STATED TASK:
Find the lines of data that contain the string "title", then list them.

Dataset records

———

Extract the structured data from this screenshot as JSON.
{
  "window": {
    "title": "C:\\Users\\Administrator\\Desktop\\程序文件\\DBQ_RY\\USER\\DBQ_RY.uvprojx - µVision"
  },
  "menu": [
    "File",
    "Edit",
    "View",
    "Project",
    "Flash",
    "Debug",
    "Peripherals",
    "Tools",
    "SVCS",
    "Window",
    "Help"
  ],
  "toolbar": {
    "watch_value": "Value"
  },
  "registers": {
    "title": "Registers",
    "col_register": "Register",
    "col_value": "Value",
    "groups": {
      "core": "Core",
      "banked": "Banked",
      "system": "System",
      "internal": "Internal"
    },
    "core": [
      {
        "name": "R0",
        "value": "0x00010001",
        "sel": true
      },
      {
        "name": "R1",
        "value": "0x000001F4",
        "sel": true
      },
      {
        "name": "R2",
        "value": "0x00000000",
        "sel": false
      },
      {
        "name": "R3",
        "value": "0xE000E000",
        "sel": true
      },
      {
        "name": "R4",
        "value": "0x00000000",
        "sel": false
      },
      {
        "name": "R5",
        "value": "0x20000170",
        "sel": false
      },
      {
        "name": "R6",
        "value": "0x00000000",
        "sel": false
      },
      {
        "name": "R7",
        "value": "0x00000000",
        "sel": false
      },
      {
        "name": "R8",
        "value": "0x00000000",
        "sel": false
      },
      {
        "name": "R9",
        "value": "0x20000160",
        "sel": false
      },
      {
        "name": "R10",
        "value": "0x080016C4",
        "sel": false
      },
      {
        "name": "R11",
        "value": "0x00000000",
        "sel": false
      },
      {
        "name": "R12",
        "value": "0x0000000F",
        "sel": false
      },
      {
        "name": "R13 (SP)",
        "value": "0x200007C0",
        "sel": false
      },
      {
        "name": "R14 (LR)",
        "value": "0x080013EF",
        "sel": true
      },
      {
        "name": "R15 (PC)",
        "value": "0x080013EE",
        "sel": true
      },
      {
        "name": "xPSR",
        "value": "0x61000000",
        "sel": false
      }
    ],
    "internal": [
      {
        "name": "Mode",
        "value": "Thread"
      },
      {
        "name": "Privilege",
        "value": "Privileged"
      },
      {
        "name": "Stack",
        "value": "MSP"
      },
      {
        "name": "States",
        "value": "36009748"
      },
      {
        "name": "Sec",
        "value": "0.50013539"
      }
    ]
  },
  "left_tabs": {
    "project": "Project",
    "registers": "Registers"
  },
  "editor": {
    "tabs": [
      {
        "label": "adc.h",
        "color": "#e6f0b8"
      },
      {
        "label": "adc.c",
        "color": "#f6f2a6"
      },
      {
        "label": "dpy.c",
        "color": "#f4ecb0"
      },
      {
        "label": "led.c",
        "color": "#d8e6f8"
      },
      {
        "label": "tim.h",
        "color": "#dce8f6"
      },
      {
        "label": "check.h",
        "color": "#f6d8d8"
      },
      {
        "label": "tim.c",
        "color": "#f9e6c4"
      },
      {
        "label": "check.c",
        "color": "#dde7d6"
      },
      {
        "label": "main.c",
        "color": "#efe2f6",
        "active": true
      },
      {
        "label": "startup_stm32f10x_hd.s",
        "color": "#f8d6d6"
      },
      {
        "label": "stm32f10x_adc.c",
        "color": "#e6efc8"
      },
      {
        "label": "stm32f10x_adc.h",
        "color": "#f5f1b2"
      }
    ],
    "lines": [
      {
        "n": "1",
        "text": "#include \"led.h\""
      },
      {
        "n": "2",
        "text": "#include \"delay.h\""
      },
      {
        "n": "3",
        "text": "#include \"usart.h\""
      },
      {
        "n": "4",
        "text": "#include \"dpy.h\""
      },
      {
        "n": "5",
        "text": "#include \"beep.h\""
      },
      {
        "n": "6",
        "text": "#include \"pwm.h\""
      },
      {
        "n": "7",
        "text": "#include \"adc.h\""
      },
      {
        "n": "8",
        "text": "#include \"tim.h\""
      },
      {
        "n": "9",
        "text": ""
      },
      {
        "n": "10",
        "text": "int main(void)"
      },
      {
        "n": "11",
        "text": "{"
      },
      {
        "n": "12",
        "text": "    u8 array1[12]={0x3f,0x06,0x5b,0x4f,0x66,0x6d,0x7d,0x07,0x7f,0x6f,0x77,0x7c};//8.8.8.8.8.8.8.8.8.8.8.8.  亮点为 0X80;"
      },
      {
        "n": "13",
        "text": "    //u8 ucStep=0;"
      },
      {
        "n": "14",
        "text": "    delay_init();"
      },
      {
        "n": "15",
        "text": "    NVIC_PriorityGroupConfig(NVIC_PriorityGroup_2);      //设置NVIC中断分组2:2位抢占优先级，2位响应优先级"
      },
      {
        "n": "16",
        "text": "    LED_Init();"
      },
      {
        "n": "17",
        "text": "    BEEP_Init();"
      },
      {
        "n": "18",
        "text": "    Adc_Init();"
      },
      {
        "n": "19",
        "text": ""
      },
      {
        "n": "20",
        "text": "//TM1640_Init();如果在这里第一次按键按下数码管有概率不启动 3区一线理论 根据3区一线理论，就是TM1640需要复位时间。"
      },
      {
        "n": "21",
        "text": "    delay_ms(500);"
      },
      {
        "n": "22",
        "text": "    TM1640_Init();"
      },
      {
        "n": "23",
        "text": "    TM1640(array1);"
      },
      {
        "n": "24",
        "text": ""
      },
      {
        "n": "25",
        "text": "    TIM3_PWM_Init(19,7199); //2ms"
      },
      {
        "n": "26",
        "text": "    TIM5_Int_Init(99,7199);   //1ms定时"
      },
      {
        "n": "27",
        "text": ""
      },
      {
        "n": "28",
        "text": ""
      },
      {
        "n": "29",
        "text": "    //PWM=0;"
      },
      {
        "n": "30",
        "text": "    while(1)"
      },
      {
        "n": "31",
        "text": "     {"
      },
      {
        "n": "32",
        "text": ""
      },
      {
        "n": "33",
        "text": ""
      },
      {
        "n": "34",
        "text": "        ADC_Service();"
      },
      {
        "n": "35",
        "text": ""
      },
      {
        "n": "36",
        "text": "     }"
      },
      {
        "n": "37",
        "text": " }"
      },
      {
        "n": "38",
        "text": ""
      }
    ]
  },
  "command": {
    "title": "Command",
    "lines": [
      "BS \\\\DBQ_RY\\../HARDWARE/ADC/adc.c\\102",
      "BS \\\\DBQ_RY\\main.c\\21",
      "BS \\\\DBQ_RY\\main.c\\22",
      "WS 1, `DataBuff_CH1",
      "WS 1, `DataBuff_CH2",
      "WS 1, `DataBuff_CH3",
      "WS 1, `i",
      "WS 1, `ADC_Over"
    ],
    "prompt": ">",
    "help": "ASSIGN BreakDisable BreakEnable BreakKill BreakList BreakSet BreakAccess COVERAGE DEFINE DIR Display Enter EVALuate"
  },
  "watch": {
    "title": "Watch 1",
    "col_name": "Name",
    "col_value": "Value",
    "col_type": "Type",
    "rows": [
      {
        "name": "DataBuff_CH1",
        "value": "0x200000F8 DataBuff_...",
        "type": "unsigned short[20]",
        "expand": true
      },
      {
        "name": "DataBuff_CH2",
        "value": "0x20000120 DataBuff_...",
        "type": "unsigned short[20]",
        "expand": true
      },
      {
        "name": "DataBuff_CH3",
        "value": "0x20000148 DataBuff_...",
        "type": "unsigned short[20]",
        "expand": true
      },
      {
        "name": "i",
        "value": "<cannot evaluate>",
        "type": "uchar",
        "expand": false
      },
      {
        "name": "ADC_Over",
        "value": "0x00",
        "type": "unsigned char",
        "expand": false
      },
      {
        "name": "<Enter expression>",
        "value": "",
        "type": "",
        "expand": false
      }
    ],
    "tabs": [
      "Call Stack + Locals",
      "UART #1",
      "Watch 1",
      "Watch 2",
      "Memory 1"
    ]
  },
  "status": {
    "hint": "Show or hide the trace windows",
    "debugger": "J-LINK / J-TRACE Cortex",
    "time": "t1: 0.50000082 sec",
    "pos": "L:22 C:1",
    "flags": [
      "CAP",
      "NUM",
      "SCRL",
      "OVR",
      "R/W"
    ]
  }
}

———

THE RESPONSE:
    "title": "C:\\Users\\Administrator\\Desktop\\程序文件\\DBQ_RY\\USER\\DBQ_RY.uvprojx - µVision"
    "title": "Registers",
    "title": "Command",
    "title": "Watch 1",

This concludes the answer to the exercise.